• [OBJECTIVE] Skip every picture and transcribe the remaining material exactly.

:: WORKING DATA

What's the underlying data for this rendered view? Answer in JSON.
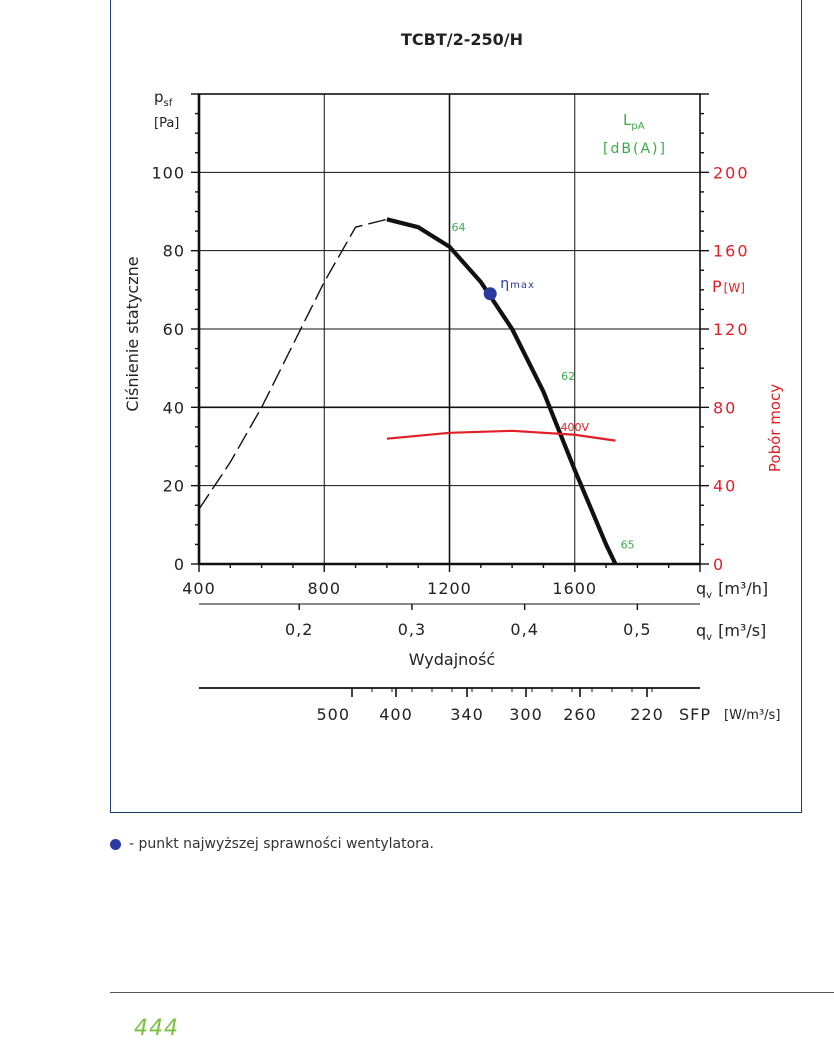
{
  "chart_data": {
    "type": "line",
    "title": "TCBT/2-250/H",
    "ylabel": "Ciśnienie statyczne",
    "ylabel_unit": {
      "symbol": "p",
      "subscript": "sf",
      "unit": "[Pa]"
    },
    "ylim": [
      0,
      120
    ],
    "yticks": [
      "0",
      "20",
      "40",
      "60",
      "80",
      "100"
    ],
    "xlabel": "Wydajność",
    "xlim": [
      400,
      2000
    ],
    "xticks_m3h": [
      "400",
      "800",
      "1200",
      "1600"
    ],
    "xaxis_m3h_label": {
      "symbol": "q",
      "subscript": "v",
      "unit": "[m³/h]"
    },
    "xticks_m3s": [
      "0,2",
      "0,3",
      "0,4",
      "0,5"
    ],
    "xaxis_m3s_label": {
      "symbol": "q",
      "subscript": "v",
      "unit": "[m³/s]"
    },
    "sfp_ticks": [
      "500",
      "400",
      "340",
      "300",
      "260",
      "220"
    ],
    "sfp_label": "SFP",
    "sfp_unit": "[W/m³/s]",
    "right_axis": {
      "title": "Pobór mocy",
      "unit_label": "P",
      "unit_bracket": "[W]",
      "range": [
        0,
        240
      ],
      "ticks": [
        "0",
        "40",
        "80",
        "120",
        "160",
        "200"
      ]
    },
    "lpa_label": {
      "main": "L",
      "sub": "pA",
      "unit": "[dB(A)]"
    },
    "grid": true,
    "series": [
      {
        "role": "fan-curve-unstable",
        "style": "dashed",
        "x": [
          400,
          500,
          600,
          700,
          800,
          900,
          1000
        ],
        "y": [
          14,
          26,
          40,
          56,
          72,
          86,
          88
        ]
      },
      {
        "role": "fan-curve",
        "style": "solid",
        "x": [
          1000,
          1100,
          1200,
          1300,
          1400,
          1500,
          1600,
          1700,
          1730
        ],
        "y": [
          88,
          86,
          81,
          72,
          60,
          44,
          24,
          5,
          0
        ]
      },
      {
        "role": "power-curve",
        "name": "400V",
        "color": "#e01f26",
        "axis": "right",
        "x": [
          1000,
          1200,
          1400,
          1600,
          1730
        ],
        "y": [
          64,
          67,
          68,
          66,
          63
        ]
      }
    ],
    "sound_labels": [
      {
        "text": "64",
        "x": 1200,
        "y": 85
      },
      {
        "text": "62",
        "x": 1550,
        "y": 47
      },
      {
        "text": "65",
        "x": 1740,
        "y": 4
      }
    ],
    "efficiency_point": {
      "x": 1330,
      "y": 69,
      "label": "η",
      "label_sub": "max"
    },
    "colors": {
      "curve": "#111111",
      "power": "#e01f26",
      "lpa": "#3daa4a",
      "efficiency": "#2b3aa0",
      "grid": "#111111"
    }
  },
  "legend": {
    "text": "- punkt najwyższej sprawności wentylatora."
  },
  "footer": {
    "page_number": "444"
  }
}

::::

• [EXERCISE RESPONSE]
What's the underlying data for this rendered view? Answer in JSON.
{
  "chart_data": {
    "type": "line",
    "title": "TCBT/2-250/H",
    "ylabel": "Ciśnienie statyczne",
    "ylabel_unit": {
      "symbol": "p",
      "subscript": "sf",
      "unit": "[Pa]"
    },
    "ylim": [
      0,
      120
    ],
    "yticks": [
      "0",
      "20",
      "40",
      "60",
      "80",
      "100"
    ],
    "xlabel": "Wydajność",
    "xlim": [
      400,
      2000
    ],
    "xticks_m3h": [
      "400",
      "800",
      "1200",
      "1600"
    ],
    "xaxis_m3h_label": {
      "symbol": "q",
      "subscript": "v",
      "unit": "[m³/h]"
    },
    "xticks_m3s": [
      "0,2",
      "0,3",
      "0,4",
      "0,5"
    ],
    "xaxis_m3s_label": {
      "symbol": "q",
      "subscript": "v",
      "unit": "[m³/s]"
    },
    "sfp_ticks": [
      "500",
      "400",
      "340",
      "300",
      "260",
      "220"
    ],
    "sfp_label": "SFP",
    "sfp_unit": "[W/m³/s]",
    "right_axis": {
      "title": "Pobór mocy",
      "unit_label": "P",
      "unit_bracket": "[W]",
      "range": [
        0,
        240
      ],
      "ticks": [
        "0",
        "40",
        "80",
        "120",
        "160",
        "200"
      ]
    },
    "lpa_label": {
      "main": "L",
      "sub": "pA",
      "unit": "[dB(A)]"
    },
    "grid": true,
    "series": [
      {
        "role": "fan-curve-unstable",
        "style": "dashed",
        "x": [
          400,
          500,
          600,
          700,
          800,
          900,
          1000
        ],
        "y": [
          14,
          26,
          40,
          56,
          72,
          86,
          88
        ]
      },
      {
        "role": "fan-curve",
        "style": "solid",
        "x": [
          1000,
          1100,
          1200,
          1300,
          1400,
          1500,
          1600,
          1700,
          1730
        ],
        "y": [
          88,
          86,
          81,
          72,
          60,
          44,
          24,
          5,
          0
        ]
      },
      {
        "role": "power-curve",
        "name": "400V",
        "color": "#e01f26",
        "axis": "right",
        "x": [
          1000,
          1200,
          1400,
          1600,
          1730
        ],
        "y": [
          64,
          67,
          68,
          66,
          63
        ]
      }
    ],
    "sound_labels": [
      {
        "text": "64",
        "x": 1200,
        "y": 85
      },
      {
        "text": "62",
        "x": 1550,
        "y": 47
      },
      {
        "text": "65",
        "x": 1740,
        "y": 4
      }
    ],
    "efficiency_point": {
      "x": 1330,
      "y": 69,
      "label": "η",
      "label_sub": "max"
    },
    "colors": {
      "curve": "#111111",
      "power": "#e01f26",
      "lpa": "#3daa4a",
      "efficiency": "#2b3aa0",
      "grid": "#111111"
    }
  },
  "legend": {
    "text": "- punkt najwyższej sprawności wentylatora."
  },
  "footer": {
    "page_number": "444"
  }
}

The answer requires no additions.